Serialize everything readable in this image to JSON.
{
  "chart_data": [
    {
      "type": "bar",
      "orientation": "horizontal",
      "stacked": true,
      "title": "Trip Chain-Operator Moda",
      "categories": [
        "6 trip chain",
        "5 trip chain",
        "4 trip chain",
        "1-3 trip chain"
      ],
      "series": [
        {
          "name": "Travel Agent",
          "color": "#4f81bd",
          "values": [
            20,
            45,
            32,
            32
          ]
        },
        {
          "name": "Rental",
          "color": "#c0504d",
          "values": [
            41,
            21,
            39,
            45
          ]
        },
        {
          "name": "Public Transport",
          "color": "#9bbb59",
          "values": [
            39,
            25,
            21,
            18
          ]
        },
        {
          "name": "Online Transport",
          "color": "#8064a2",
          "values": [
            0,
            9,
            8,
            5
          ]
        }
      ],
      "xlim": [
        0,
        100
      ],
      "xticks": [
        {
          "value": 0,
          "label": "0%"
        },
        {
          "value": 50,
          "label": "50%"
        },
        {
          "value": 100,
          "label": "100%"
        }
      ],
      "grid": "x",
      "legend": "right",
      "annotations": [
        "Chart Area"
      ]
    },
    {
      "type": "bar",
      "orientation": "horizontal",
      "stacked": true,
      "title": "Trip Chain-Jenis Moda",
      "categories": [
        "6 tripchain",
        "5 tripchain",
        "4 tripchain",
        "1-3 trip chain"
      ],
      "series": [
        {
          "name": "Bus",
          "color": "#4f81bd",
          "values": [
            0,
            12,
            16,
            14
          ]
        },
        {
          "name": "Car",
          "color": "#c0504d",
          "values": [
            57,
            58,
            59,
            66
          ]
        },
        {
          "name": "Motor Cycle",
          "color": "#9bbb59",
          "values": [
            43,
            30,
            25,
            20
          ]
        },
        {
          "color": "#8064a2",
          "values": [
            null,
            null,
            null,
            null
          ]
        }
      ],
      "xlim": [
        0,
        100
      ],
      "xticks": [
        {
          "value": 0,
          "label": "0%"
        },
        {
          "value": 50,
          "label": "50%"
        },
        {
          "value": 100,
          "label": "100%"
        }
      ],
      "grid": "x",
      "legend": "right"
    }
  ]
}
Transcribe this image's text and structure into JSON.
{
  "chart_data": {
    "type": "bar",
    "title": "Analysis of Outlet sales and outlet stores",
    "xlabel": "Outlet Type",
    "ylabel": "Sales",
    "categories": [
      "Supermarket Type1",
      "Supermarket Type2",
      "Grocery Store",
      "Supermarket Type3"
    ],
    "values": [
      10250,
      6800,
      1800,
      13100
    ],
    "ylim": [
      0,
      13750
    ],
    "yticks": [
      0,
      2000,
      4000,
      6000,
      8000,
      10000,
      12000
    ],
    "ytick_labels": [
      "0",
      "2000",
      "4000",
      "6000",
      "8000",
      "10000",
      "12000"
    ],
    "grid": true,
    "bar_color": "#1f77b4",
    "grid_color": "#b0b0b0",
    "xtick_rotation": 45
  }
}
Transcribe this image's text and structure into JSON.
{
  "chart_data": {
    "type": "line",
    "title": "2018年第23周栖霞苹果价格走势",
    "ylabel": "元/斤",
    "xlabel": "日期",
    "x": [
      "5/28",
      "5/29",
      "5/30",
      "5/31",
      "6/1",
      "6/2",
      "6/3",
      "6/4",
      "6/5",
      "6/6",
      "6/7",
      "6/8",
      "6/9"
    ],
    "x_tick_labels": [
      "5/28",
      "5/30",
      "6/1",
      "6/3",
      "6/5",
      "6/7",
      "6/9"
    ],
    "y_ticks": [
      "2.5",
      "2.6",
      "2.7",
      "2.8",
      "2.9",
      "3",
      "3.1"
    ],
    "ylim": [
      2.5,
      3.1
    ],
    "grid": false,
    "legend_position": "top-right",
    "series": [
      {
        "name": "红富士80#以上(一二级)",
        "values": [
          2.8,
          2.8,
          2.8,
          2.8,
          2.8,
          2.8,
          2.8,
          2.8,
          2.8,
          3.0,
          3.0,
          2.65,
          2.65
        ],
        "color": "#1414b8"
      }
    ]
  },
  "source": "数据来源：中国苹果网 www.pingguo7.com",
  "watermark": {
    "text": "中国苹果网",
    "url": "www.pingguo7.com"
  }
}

Exercise details —
Copy out all of the data exactly, leaving nothing out.

Response —
Serialize everything readable in this image to JSON.
{
  "chart_data": [
    {
      "type": "bar",
      "orientation": "horizontal",
      "stacked": true,
      "title": "Trip Chain-Operator Moda",
      "categories": [
        "6 trip chain",
        "5 trip chain",
        "4 trip chain",
        "1-3 trip chain"
      ],
      "series": [
        {
          "name": "Travel Agent",
          "color": "#4f81bd",
          "values": [
            20,
            45,
            32,
            32
          ]
        },
        {
          "name": "Rental",
          "color": "#c0504d",
          "values": [
            41,
            21,
            39,
            45
          ]
        },
        {
          "name": "Public Transport",
          "color": "#9bbb59",
          "values": [
            39,
            25,
            21,
            18
          ]
        },
        {
          "name": "Online Transport",
          "color": "#8064a2",
          "values": [
            0,
            9,
            8,
            5
          ]
        }
      ],
      "xlim": [
        0,
        100
      ],
      "xticks": [
        {
          "value": 0,
          "label": "0%"
        },
        {
          "value": 50,
          "label": "50%"
        },
        {
          "value": 100,
          "label": "100%"
        }
      ],
      "grid": "x",
      "legend": "right",
      "annotations": [
        "Chart Area"
      ]
    },
    {
      "type": "bar",
      "orientation": "horizontal",
      "stacked": true,
      "title": "Trip Chain-Jenis Moda",
      "categories": [
        "6 tripchain",
        "5 tripchain",
        "4 tripchain",
        "1-3 trip chain"
      ],
      "series": [
        {
          "name": "Bus",
          "color": "#4f81bd",
          "values": [
            0,
            12,
            16,
            14
          ]
        },
        {
          "name": "Car",
          "color": "#c0504d",
          "values": [
            57,
            58,
            59,
            66
          ]
        },
        {
          "name": "Motor Cycle",
          "color": "#9bbb59",
          "values": [
            43,
            30,
            25,
            20
          ]
        },
        {
          "color": "#8064a2",
          "values": [
            null,
            null,
            null,
            null
          ]
        }
      ],
      "xlim": [
        0,
        100
      ],
      "xticks": [
        {
          "value": 0,
          "label": "0%"
        },
        {
          "value": 50,
          "label": "50%"
        },
        {
          "value": 100,
          "label": "100%"
        }
      ],
      "grid": "x",
      "legend": "right"
    }
  ]
}
Transcribe this image's text and structure into JSON.
{
  "chart_data": {
    "type": "bar",
    "title": "Analysis of Outlet sales and outlet stores",
    "xlabel": "Outlet Type",
    "ylabel": "Sales",
    "categories": [
      "Supermarket Type1",
      "Supermarket Type2",
      "Grocery Store",
      "Supermarket Type3"
    ],
    "values": [
      10250,
      6800,
      1800,
      13100
    ],
    "ylim": [
      0,
      13750
    ],
    "yticks": [
      0,
      2000,
      4000,
      6000,
      8000,
      10000,
      12000
    ],
    "ytick_labels": [
      "0",
      "2000",
      "4000",
      "6000",
      "8000",
      "10000",
      "12000"
    ],
    "grid": true,
    "bar_color": "#1f77b4",
    "grid_color": "#b0b0b0",
    "xtick_rotation": 45
  }
}
Transcribe this image's text and structure into JSON.
{
  "chart_data": {
    "type": "line",
    "title": "2018年第23周栖霞苹果价格走势",
    "ylabel": "元/斤",
    "xlabel": "日期",
    "x": [
      "5/28",
      "5/29",
      "5/30",
      "5/31",
      "6/1",
      "6/2",
      "6/3",
      "6/4",
      "6/5",
      "6/6",
      "6/7",
      "6/8",
      "6/9"
    ],
    "x_tick_labels": [
      "5/28",
      "5/30",
      "6/1",
      "6/3",
      "6/5",
      "6/7",
      "6/9"
    ],
    "y_ticks": [
      "2.5",
      "2.6",
      "2.7",
      "2.8",
      "2.9",
      "3",
      "3.1"
    ],
    "ylim": [
      2.5,
      3.1
    ],
    "grid": false,
    "legend_position": "top-right",
    "series": [
      {
        "name": "红富士80#以上(一二级)",
        "values": [
          2.8,
          2.8,
          2.8,
          2.8,
          2.8,
          2.8,
          2.8,
          2.8,
          2.8,
          3.0,
          3.0,
          2.65,
          2.65
        ],
        "color": "#1414b8"
      }
    ]
  },
  "source": "数据来源：中国苹果网 www.pingguo7.com",
  "watermark": {
    "text": "中国苹果网",
    "url": "www.pingguo7.com"
  }
}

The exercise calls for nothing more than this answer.